***** Supplied records

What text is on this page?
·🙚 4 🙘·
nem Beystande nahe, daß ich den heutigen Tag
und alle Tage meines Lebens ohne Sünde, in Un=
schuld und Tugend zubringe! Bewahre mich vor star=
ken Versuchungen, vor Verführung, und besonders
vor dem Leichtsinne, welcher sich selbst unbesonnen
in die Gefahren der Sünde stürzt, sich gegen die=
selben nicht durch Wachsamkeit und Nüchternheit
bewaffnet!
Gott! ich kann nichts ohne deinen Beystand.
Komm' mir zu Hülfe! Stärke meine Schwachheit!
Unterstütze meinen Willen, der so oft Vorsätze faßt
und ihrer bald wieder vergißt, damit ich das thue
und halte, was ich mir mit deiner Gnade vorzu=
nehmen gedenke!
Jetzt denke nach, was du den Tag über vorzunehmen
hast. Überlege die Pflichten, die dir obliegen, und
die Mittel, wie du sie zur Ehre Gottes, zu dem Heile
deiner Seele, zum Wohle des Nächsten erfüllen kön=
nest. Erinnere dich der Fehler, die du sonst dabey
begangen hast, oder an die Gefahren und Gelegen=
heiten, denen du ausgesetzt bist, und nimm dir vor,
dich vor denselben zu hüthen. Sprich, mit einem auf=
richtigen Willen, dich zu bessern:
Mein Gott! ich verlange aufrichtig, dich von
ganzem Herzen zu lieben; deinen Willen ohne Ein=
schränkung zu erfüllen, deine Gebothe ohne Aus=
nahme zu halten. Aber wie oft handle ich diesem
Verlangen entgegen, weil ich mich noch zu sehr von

**********

From the listing above, copy every line that includes the word "deiner".

und halte, was ich mir mit deiner Gnade vorzu=
deiner Seele, zum Wohle des Nächsten erfüllen kön=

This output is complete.